* **Records**:
◇ ◇ ◇ ◇ ◇

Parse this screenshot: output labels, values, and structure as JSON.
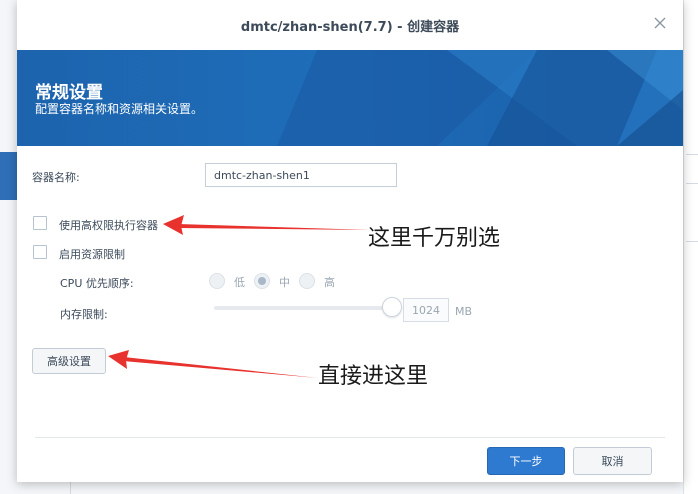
{
  "dialog": {
    "title": "dmtc/zhan-shen(7.7) - 创建容器"
  },
  "banner": {
    "title": "常规设置",
    "subtitle": "配置容器名称和资源相关设置。"
  },
  "form": {
    "container_name_label": "容器名称:",
    "container_name_value": "dmtc-zhan-shen1",
    "privileged_label": "使用高权限执行容器",
    "resource_limit_label": "启用资源限制",
    "cpu_priority_label": "CPU 优先顺序:",
    "cpu_options": [
      "低",
      "中",
      "高"
    ],
    "cpu_selected": "中",
    "memory_limit_label": "内存限制:",
    "memory_value": "1024",
    "memory_unit": "MB"
  },
  "buttons": {
    "advanced": "高级设置",
    "next": "下一步",
    "cancel": "取消"
  },
  "annotations": {
    "privileged_note": "这里千万别选",
    "advanced_note": "直接进这里",
    "arrow_color": "#e8322e"
  },
  "icons": {
    "close": "close-icon"
  },
  "colors": {
    "banner": "#1e6db9",
    "primary_button": "#2f7ad1"
  }
}
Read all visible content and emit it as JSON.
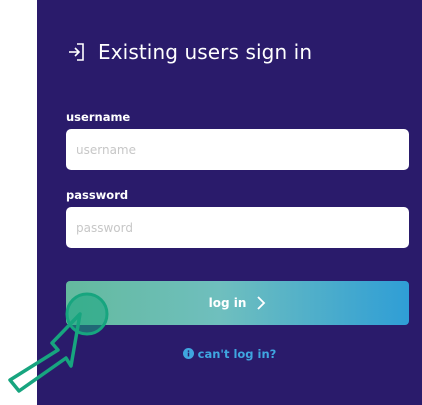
{
  "signin": {
    "heading": "Existing users sign in",
    "username_label": "username",
    "username_placeholder": "username",
    "password_label": "password",
    "password_placeholder": "password",
    "login_label": "log in",
    "help_label": "can't log in?"
  },
  "icons": {
    "heading": "login-arrow-icon",
    "button": "chevron-right-icon",
    "help": "info-circle-icon",
    "cursor": "pointer-hand-cursor"
  },
  "colors": {
    "panel_background": "#2a1b6b",
    "button_gradient_start": "#64ba9e",
    "button_gradient_end": "#2f9ed6",
    "link": "#3fa6e0",
    "cursor_highlight": "#17a57f"
  }
}
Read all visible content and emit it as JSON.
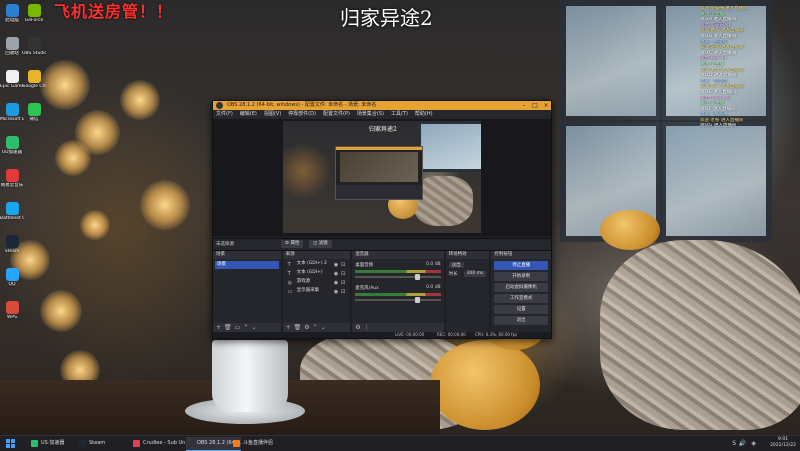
{
  "overlay": {
    "stream_title": "归家异途2",
    "promo": "飞机送房管！！"
  },
  "desktop_icons": [
    {
      "label": "此电脑",
      "color": "#2d7fd3"
    },
    {
      "label": "回收站",
      "color": "#9aa3ab"
    },
    {
      "label": "Epic Games Launcher",
      "color": "#f0f0f0"
    },
    {
      "label": "Microsoft Edge",
      "color": "#1e9be0"
    },
    {
      "label": "UU加速器",
      "color": "#2dbd6e"
    },
    {
      "label": "网易云音乐",
      "color": "#e23a3a"
    },
    {
      "label": "Battlenet Games",
      "color": "#1aa6ee"
    },
    {
      "label": "Steam",
      "color": "#1b2838"
    },
    {
      "label": "QQ",
      "color": "#27a6ff"
    },
    {
      "label": "WPS",
      "color": "#d84a3a"
    },
    {
      "label": "GeForce",
      "color": "#76b900"
    },
    {
      "label": "OBS Studio",
      "color": "#333333"
    },
    {
      "label": "Google Chrome",
      "color": "#e8b42a"
    },
    {
      "label": "微信",
      "color": "#2ec652"
    }
  ],
  "chat": [
    {
      "text": "欢迎 小猫咪 进入直播间",
      "color": "#ffe066"
    },
    {
      "text": "关注 了主播",
      "color": "#9dff9d"
    },
    {
      "text": "观众A 进入直播间",
      "color": "#ffffff"
    },
    {
      "text": "送出 小花花 x1",
      "color": "#ffb3ff"
    },
    {
      "text": "欢迎 路人 进入直播间",
      "color": "#ffe066"
    },
    {
      "text": "观众B 进入直播间",
      "color": "#ffffff"
    },
    {
      "text": "弹幕：主播好",
      "color": "#9dd6ff"
    },
    {
      "text": "欢迎 游客 进入直播间",
      "color": "#ffe066"
    },
    {
      "text": "观众C 进入直播间",
      "color": "#ffffff"
    },
    {
      "text": "送出 辣条 x3",
      "color": "#ffb3ff"
    },
    {
      "text": "关注 了主播",
      "color": "#9dff9d"
    },
    {
      "text": "欢迎 大佬 进入直播间",
      "color": "#ffe066"
    },
    {
      "text": "观众D 进入直播间",
      "color": "#ffffff"
    },
    {
      "text": "弹幕：哈哈哈",
      "color": "#9dd6ff"
    },
    {
      "text": "欢迎 新人 进入直播间",
      "color": "#ffe066"
    },
    {
      "text": "观众E 进入直播间",
      "color": "#ffffff"
    },
    {
      "text": "送出 小心心 x1",
      "color": "#ffb3ff"
    },
    {
      "text": "关注 了主播",
      "color": "#9dff9d"
    },
    {
      "text": "观众F 进入直播间",
      "color": "#ffffff"
    },
    {
      "text": "弹幕：冲冲冲",
      "color": "#9dd6ff"
    },
    {
      "text": "欢迎 老铁 进入直播间",
      "color": "#ffe066"
    },
    {
      "text": "观众G 进入直播间",
      "color": "#ffffff"
    }
  ],
  "obs": {
    "title": "OBS 28.1.2 (64-bit, windows) - 配置文件: 未命名 - 场景: 未命名",
    "menu": [
      "文件(F)",
      "编辑(E)",
      "视图(V)",
      "停靠部件(D)",
      "配置文件(P)",
      "场景集合(S)",
      "工具(T)",
      "帮助(H)"
    ],
    "preview_title": "归家异途2",
    "scene_bar": {
      "label": "未选择源",
      "properties": "属性",
      "filters": "滤镜"
    },
    "scenes": {
      "header": "场景",
      "items": [
        "场景"
      ]
    },
    "sources": {
      "header": "来源",
      "items": [
        {
          "label": "文本 (GDI+) 2",
          "icon": "text-icon"
        },
        {
          "label": "文本 (GDI+)",
          "icon": "text-icon"
        },
        {
          "label": "游戏源",
          "icon": "game-icon"
        },
        {
          "label": "显示器采集",
          "icon": "monitor-icon"
        }
      ]
    },
    "mixer": {
      "header": "混音器",
      "channels": [
        {
          "name": "桌面音频",
          "db": "0.0 dB",
          "level": 0.7
        },
        {
          "name": "麦克风/Aux",
          "db": "0.0 dB",
          "level": 0.7
        }
      ]
    },
    "transitions": {
      "header": "转场特效",
      "type": "淡出",
      "duration_label": "时长",
      "duration": "300 ms"
    },
    "controls": {
      "header": "控制按钮",
      "buttons": [
        "停止直播",
        "开始录制",
        "启动虚拟摄像机",
        "工作室模式",
        "设置",
        "退出"
      ]
    },
    "status": {
      "live": "LIVE: 00:00:00",
      "rec": "REC: 00:00:00",
      "cpu": "CPU: 0.3%, 60.00 fps"
    }
  },
  "taskbar": {
    "items": [
      {
        "label": "US·加速器",
        "color": "#2dbd6e",
        "active": false
      },
      {
        "label": "Steam",
        "color": "#1b2838",
        "active": false
      },
      {
        "label": "Crudlee - Sub Un...",
        "color": "#e33e54",
        "active": false
      },
      {
        "label": "OBS 28.1.2 (64-b...",
        "color": "#333333",
        "active": true
      },
      {
        "label": "斗鱼直播伴侣",
        "color": "#ff7a1a",
        "active": false
      }
    ],
    "time": "9:01",
    "date": "2022/12/22"
  }
}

◇ ◇ ◇ ◇ ◇

* **DIRECTIVE**: Omit the images and transcribe all of the records above word for word.

* **OUTPUT FOR THIS EXERCISE**:
Parse this screenshot: output labels, values, and structure as JSON.
{
  "dialog": {
    "title": "dmtc/zhan-shen(7.7) - 创建容器"
  },
  "banner": {
    "title": "常规设置",
    "subtitle": "配置容器名称和资源相关设置。"
  },
  "form": {
    "container_name_label": "容器名称:",
    "container_name_value": "dmtc-zhan-shen1",
    "privileged_label": "使用高权限执行容器",
    "resource_limit_label": "启用资源限制",
    "cpu_priority_label": "CPU 优先顺序:",
    "cpu_options": [
      "低",
      "中",
      "高"
    ],
    "cpu_selected": "中",
    "memory_limit_label": "内存限制:",
    "memory_value": "1024",
    "memory_unit": "MB"
  },
  "buttons": {
    "advanced": "高级设置",
    "next": "下一步",
    "cancel": "取消"
  },
  "annotations": {
    "privileged_note": "这里千万别选",
    "advanced_note": "直接进这里",
    "arrow_color": "#e8322e"
  },
  "icons": {
    "close": "close-icon"
  },
  "colors": {
    "banner": "#1e6db9",
    "primary_button": "#2f7ad1"
  }
}
Read all visible content and emit it as JSON.
{
  "signin": {
    "heading": "Existing users sign in",
    "username_label": "username",
    "username_placeholder": "username",
    "password_label": "password",
    "password_placeholder": "password",
    "login_label": "log in",
    "help_label": "can't log in?"
  },
  "icons": {
    "heading": "login-arrow-icon",
    "button": "chevron-right-icon",
    "help": "info-circle-icon",
    "cursor": "pointer-hand-cursor"
  },
  "colors": {
    "panel_background": "#2a1b6b",
    "button_gradient_start": "#64ba9e",
    "button_gradient_end": "#2f9ed6",
    "link": "#3fa6e0",
    "cursor_highlight": "#17a57f"
  }
}
Read all visible content and emit it as JSON.
{
  "overlay": {
    "stream_title": "归家异途2",
    "promo": "飞机送房管！！"
  },
  "desktop_icons": [
    {
      "label": "此电脑",
      "color": "#2d7fd3"
    },
    {
      "label": "回收站",
      "color": "#9aa3ab"
    },
    {
      "label": "Epic Games Launcher",
      "color": "#f0f0f0"
    },
    {
      "label": "Microsoft Edge",
      "color": "#1e9be0"
    },
    {
      "label": "UU加速器",
      "color": "#2dbd6e"
    },
    {
      "label": "网易云音乐",
      "color": "#e23a3a"
    },
    {
      "label": "Battlenet Games",
      "color": "#1aa6ee"
    },
    {
      "label": "Steam",
      "color": "#1b2838"
    },
    {
      "label": "QQ",
      "color": "#27a6ff"
    },
    {
      "label": "WPS",
      "color": "#d84a3a"
    },
    {
      "label": "GeForce",
      "color": "#76b900"
    },
    {
      "label": "OBS Studio",
      "color": "#333333"
    },
    {
      "label": "Google Chrome",
      "color": "#e8b42a"
    },
    {
      "label": "微信",
      "color": "#2ec652"
    }
  ],
  "chat": [
    {
      "text": "欢迎 小猫咪 进入直播间",
      "color": "#ffe066"
    },
    {
      "text": "关注 了主播",
      "color": "#9dff9d"
    },
    {
      "text": "观众A 进入直播间",
      "color": "#ffffff"
    },
    {
      "text": "送出 小花花 x1",
      "color": "#ffb3ff"
    },
    {
      "text": "欢迎 路人 进入直播间",
      "color": "#ffe066"
    },
    {
      "text": "观众B 进入直播间",
      "color": "#ffffff"
    },
    {
      "text": "弹幕：主播好",
      "color": "#9dd6ff"
    },
    {
      "text": "欢迎 游客 进入直播间",
      "color": "#ffe066"
    },
    {
      "text": "观众C 进入直播间",
      "color": "#ffffff"
    },
    {
      "text": "送出 辣条 x3",
      "color": "#ffb3ff"
    },
    {
      "text": "关注 了主播",
      "color": "#9dff9d"
    },
    {
      "text": "欢迎 大佬 进入直播间",
      "color": "#ffe066"
    },
    {
      "text": "观众D 进入直播间",
      "color": "#ffffff"
    },
    {
      "text": "弹幕：哈哈哈",
      "color": "#9dd6ff"
    },
    {
      "text": "欢迎 新人 进入直播间",
      "color": "#ffe066"
    },
    {
      "text": "观众E 进入直播间",
      "color": "#ffffff"
    },
    {
      "text": "送出 小心心 x1",
      "color": "#ffb3ff"
    },
    {
      "text": "关注 了主播",
      "color": "#9dff9d"
    },
    {
      "text": "观众F 进入直播间",
      "color": "#ffffff"
    },
    {
      "text": "弹幕：冲冲冲",
      "color": "#9dd6ff"
    },
    {
      "text": "欢迎 老铁 进入直播间",
      "color": "#ffe066"
    },
    {
      "text": "观众G 进入直播间",
      "color": "#ffffff"
    }
  ],
  "obs": {
    "title": "OBS 28.1.2 (64-bit, windows) - 配置文件: 未命名 - 场景: 未命名",
    "menu": [
      "文件(F)",
      "编辑(E)",
      "视图(V)",
      "停靠部件(D)",
      "配置文件(P)",
      "场景集合(S)",
      "工具(T)",
      "帮助(H)"
    ],
    "preview_title": "归家异途2",
    "scene_bar": {
      "label": "未选择源",
      "properties": "属性",
      "filters": "滤镜"
    },
    "scenes": {
      "header": "场景",
      "items": [
        "场景"
      ]
    },
    "sources": {
      "header": "来源",
      "items": [
        {
          "label": "文本 (GDI+) 2",
          "icon": "text-icon"
        },
        {
          "label": "文本 (GDI+)",
          "icon": "text-icon"
        },
        {
          "label": "游戏源",
          "icon": "game-icon"
        },
        {
          "label": "显示器采集",
          "icon": "monitor-icon"
        }
      ]
    },
    "mixer": {
      "header": "混音器",
      "channels": [
        {
          "name": "桌面音频",
          "db": "0.0 dB",
          "level": 0.7
        },
        {
          "name": "麦克风/Aux",
          "db": "0.0 dB",
          "level": 0.7
        }
      ]
    },
    "transitions": {
      "header": "转场特效",
      "type": "淡出",
      "duration_label": "时长",
      "duration": "300 ms"
    },
    "controls": {
      "header": "控制按钮",
      "buttons": [
        "停止直播",
        "开始录制",
        "启动虚拟摄像机",
        "工作室模式",
        "设置",
        "退出"
      ]
    },
    "status": {
      "live": "LIVE: 00:00:00",
      "rec": "REC: 00:00:00",
      "cpu": "CPU: 0.3%, 60.00 fps"
    }
  },
  "taskbar": {
    "items": [
      {
        "label": "US·加速器",
        "color": "#2dbd6e",
        "active": false
      },
      {
        "label": "Steam",
        "color": "#1b2838",
        "active": false
      },
      {
        "label": "Crudlee - Sub Un...",
        "color": "#e33e54",
        "active": false
      },
      {
        "label": "OBS 28.1.2 (64-b...",
        "color": "#333333",
        "active": true
      },
      {
        "label": "斗鱼直播伴侣",
        "color": "#ff7a1a",
        "active": false
      }
    ],
    "time": "9:01",
    "date": "2022/12/22"
  }
}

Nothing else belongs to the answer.